* _WHAT YOU NEED TO DO_: Pictures within the data are to be left out; everything else must be reproduced exactly.

[Dataset entries on figures]
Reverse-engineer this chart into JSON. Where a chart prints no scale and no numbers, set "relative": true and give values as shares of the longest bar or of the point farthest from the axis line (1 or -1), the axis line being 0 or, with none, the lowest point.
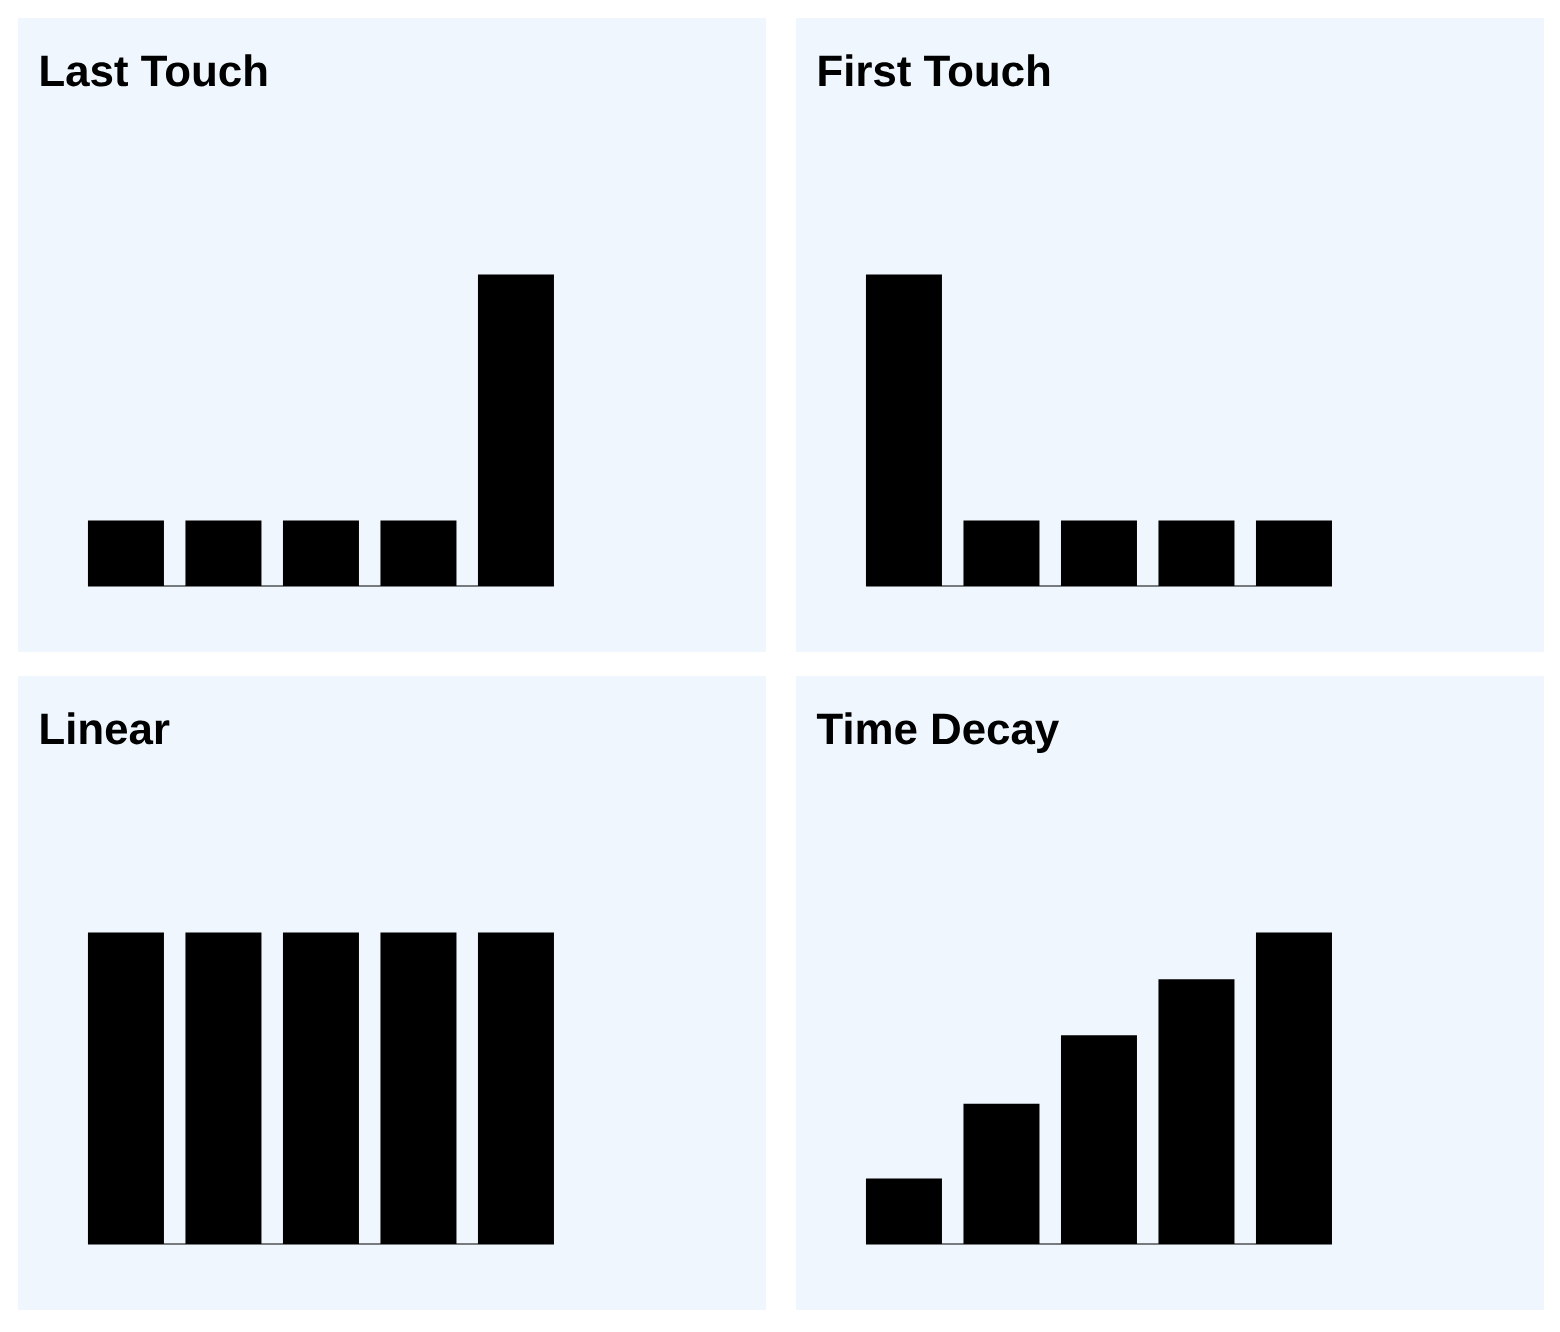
{
  "chart_data": [
    {
      "type": "bar",
      "title": "Last Touch",
      "categories": [
        null,
        null,
        null,
        null,
        null
      ],
      "values": [
        0.21,
        0.21,
        0.21,
        0.21,
        1
      ],
      "color": "#000000",
      "relative": true
    },
    {
      "type": "bar",
      "title": "First Touch",
      "categories": [
        null,
        null,
        null,
        null,
        null
      ],
      "values": [
        1,
        0.21,
        0.21,
        0.21,
        0.21
      ],
      "color": "#000000",
      "relative": true
    },
    {
      "type": "bar",
      "title": "Linear",
      "categories": [
        null,
        null,
        null,
        null,
        null
      ],
      "values": [
        1,
        1,
        1,
        1,
        1
      ],
      "color": "#000000",
      "relative": true
    },
    {
      "type": "bar",
      "title": "Time Decay",
      "categories": [
        null,
        null,
        null,
        null,
        null
      ],
      "values": [
        0.21,
        0.45,
        0.67,
        0.85,
        1
      ],
      "color": "#000000",
      "relative": true
    }
  ]
}
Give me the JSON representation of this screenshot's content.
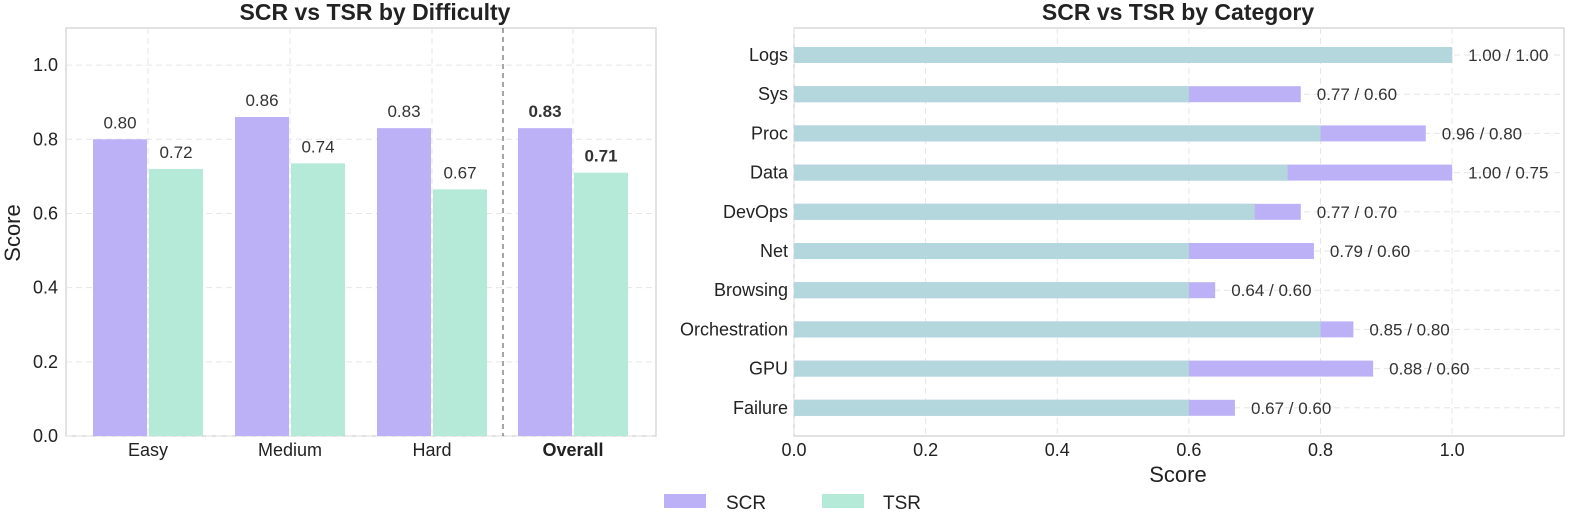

* _EXERCISE RESULT_:
Reverse-engineer this chart into JSON. Where a chart prints no scale and no numbers, set "relative": true and give values as shares of the longest bar or of the point farthest from the axis line (1 or -1), the axis line being 0 or, with none, the lowest point.
{
  "chart_data": [
    {
      "type": "bar",
      "title": "Last Touch",
      "categories": [
        null,
        null,
        null,
        null,
        null
      ],
      "values": [
        0.21,
        0.21,
        0.21,
        0.21,
        1
      ],
      "color": "#000000",
      "relative": true
    },
    {
      "type": "bar",
      "title": "First Touch",
      "categories": [
        null,
        null,
        null,
        null,
        null
      ],
      "values": [
        1,
        0.21,
        0.21,
        0.21,
        0.21
      ],
      "color": "#000000",
      "relative": true
    },
    {
      "type": "bar",
      "title": "Linear",
      "categories": [
        null,
        null,
        null,
        null,
        null
      ],
      "values": [
        1,
        1,
        1,
        1,
        1
      ],
      "color": "#000000",
      "relative": true
    },
    {
      "type": "bar",
      "title": "Time Decay",
      "categories": [
        null,
        null,
        null,
        null,
        null
      ],
      "values": [
        0.21,
        0.45,
        0.67,
        0.85,
        1
      ],
      "color": "#000000",
      "relative": true
    }
  ]
}
Give me the JSON representation of this screenshot's content.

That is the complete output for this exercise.